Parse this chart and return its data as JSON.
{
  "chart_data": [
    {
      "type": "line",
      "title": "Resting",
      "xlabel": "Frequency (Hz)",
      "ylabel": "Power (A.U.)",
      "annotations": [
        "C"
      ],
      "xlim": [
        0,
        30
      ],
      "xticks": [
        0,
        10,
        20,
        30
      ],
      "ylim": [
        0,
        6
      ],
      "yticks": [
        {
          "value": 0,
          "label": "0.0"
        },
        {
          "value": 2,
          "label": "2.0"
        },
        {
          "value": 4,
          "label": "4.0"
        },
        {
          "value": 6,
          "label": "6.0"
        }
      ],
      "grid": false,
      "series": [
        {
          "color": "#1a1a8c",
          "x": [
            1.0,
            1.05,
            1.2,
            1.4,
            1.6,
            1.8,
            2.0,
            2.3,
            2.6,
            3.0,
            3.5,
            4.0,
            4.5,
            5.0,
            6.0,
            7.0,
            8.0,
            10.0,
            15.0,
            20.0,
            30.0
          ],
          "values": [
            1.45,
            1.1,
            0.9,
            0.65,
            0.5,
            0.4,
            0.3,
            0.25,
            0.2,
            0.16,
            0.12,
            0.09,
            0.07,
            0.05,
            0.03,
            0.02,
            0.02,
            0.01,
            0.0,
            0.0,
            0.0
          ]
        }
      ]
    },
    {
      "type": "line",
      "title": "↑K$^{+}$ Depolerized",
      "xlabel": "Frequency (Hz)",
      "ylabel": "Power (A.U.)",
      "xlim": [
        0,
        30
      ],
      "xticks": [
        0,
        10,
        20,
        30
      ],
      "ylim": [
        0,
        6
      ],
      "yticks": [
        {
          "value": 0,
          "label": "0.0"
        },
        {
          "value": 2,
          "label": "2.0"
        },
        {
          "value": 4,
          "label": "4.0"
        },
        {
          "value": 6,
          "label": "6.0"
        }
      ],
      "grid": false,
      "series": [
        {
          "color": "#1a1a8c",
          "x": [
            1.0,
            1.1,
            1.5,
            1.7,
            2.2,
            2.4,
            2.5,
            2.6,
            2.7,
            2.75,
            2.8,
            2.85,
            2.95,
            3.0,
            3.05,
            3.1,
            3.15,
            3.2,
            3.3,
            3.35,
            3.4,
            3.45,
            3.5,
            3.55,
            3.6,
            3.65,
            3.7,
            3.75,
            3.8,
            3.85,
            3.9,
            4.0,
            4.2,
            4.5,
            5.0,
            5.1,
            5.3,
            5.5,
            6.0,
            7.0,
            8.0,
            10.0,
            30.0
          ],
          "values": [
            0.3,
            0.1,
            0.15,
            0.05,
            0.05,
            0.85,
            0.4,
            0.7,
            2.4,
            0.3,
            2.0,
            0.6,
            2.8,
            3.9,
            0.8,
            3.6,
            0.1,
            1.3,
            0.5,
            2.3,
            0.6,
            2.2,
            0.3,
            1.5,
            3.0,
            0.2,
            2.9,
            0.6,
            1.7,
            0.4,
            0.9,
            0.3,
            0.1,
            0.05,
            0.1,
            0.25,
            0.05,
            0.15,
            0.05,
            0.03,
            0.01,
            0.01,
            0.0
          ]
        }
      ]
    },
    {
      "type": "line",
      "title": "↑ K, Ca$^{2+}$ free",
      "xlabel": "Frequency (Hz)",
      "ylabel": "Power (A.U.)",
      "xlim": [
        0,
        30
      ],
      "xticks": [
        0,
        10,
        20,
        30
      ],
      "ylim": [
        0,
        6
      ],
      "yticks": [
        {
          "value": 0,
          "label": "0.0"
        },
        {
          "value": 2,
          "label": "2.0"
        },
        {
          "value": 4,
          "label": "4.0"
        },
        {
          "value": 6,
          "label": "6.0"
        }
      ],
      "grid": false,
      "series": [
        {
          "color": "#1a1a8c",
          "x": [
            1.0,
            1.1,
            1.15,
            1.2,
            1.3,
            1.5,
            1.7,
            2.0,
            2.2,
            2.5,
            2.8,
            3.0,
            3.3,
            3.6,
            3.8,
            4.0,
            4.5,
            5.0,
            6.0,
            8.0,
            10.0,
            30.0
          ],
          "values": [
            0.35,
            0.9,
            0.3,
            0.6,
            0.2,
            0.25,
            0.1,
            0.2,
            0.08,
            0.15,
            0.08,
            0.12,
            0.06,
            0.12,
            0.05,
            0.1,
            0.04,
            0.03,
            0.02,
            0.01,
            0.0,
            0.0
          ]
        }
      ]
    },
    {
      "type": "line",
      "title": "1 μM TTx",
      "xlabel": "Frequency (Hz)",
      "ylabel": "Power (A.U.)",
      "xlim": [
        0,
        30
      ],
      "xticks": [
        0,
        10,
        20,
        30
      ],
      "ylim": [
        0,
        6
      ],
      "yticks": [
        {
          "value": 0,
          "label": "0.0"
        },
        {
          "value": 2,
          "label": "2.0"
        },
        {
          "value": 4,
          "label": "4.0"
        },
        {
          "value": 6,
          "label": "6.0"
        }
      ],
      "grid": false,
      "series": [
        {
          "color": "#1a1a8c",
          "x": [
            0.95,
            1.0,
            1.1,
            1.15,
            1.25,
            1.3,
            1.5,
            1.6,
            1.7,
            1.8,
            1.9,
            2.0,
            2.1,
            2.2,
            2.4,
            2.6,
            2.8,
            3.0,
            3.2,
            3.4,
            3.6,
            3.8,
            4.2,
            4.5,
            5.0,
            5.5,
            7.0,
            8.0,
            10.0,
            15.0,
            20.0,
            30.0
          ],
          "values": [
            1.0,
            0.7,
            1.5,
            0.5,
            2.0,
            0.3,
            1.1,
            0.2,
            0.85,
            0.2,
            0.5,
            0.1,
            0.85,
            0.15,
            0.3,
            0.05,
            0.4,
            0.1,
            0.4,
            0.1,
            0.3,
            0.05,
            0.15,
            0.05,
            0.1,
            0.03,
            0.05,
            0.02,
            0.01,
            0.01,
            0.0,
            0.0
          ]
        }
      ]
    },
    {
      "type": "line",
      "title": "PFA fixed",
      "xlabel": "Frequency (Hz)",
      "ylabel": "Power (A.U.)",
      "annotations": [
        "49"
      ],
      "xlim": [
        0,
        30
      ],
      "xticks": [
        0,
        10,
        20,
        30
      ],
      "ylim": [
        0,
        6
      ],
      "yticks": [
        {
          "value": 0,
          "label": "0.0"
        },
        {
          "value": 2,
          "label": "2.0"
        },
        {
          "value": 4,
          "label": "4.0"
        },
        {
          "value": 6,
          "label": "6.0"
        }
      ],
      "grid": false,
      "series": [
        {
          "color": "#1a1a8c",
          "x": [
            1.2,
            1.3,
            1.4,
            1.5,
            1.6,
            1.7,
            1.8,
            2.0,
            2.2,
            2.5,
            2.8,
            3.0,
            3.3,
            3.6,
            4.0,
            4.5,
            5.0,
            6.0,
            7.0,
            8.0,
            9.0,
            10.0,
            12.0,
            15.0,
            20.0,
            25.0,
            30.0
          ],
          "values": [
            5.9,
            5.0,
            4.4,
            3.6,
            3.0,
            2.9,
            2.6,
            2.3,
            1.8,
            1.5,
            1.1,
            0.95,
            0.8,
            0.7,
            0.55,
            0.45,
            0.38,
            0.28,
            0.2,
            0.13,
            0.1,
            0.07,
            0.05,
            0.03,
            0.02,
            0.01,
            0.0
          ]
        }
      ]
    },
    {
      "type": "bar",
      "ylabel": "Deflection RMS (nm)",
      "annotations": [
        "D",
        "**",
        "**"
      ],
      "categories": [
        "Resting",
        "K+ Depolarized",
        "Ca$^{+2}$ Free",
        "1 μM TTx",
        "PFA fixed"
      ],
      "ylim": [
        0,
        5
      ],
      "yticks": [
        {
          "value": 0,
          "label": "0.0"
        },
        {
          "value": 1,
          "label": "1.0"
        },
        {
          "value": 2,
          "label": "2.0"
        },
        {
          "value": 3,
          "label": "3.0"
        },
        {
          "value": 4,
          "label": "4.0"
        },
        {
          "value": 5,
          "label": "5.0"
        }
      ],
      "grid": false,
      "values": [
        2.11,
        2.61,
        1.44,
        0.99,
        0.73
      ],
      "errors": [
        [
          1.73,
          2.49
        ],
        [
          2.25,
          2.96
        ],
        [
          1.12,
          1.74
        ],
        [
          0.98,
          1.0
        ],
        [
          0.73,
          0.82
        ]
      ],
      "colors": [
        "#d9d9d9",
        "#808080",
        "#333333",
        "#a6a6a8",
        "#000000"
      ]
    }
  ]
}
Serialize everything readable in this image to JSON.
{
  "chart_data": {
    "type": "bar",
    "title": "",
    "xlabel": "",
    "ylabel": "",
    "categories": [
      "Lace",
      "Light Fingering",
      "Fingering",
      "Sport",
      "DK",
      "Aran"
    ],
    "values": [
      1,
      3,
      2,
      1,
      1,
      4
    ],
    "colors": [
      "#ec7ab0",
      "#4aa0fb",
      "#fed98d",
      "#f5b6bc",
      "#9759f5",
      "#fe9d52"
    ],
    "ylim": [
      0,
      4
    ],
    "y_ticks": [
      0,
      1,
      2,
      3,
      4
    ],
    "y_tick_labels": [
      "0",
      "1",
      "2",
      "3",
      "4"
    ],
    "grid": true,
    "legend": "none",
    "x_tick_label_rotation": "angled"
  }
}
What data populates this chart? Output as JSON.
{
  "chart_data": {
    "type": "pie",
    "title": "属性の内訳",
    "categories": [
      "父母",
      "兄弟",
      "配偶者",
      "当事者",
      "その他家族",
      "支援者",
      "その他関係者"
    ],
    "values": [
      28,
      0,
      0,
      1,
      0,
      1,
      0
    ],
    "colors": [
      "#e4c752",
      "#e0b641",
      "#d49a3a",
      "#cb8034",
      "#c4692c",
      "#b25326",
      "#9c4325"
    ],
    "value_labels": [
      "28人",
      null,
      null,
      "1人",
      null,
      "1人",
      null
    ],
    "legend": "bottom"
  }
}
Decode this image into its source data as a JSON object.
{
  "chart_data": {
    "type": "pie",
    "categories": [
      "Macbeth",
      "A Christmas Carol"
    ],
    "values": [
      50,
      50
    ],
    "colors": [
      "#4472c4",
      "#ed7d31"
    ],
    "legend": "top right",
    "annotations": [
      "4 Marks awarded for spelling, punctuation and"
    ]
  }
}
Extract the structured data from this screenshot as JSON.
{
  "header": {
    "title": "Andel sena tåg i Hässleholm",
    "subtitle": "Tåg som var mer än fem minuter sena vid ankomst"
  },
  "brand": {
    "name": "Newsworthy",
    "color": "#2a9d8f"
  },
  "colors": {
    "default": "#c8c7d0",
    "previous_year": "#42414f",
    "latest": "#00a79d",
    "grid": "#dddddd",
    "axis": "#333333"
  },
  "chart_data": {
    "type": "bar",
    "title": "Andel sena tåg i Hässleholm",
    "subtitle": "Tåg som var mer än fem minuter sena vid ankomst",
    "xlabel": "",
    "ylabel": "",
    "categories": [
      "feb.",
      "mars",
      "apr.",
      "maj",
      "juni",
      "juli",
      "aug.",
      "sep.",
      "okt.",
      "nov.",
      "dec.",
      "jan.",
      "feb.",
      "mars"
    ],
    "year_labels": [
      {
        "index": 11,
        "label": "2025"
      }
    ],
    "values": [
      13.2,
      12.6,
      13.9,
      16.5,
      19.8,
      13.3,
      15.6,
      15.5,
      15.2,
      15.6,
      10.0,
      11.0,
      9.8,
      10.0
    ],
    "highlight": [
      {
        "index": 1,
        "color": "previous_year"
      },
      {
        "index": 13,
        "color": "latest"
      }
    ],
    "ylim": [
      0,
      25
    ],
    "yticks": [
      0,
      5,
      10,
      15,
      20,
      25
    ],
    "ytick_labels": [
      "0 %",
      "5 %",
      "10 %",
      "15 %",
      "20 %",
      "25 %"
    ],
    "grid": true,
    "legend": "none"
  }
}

☆ ☆ ☆ ☆

■ Work to complete ■
Find the lines holding "JSON" and list every one.

■ Exercise result ■
Parse this chart and return its data as JSON.
Serialize everything readable in this image to JSON.
What data populates this chart? Output as JSON.
Decode this image into its source data as a JSON object.
Extract the structured data from this screenshot as JSON.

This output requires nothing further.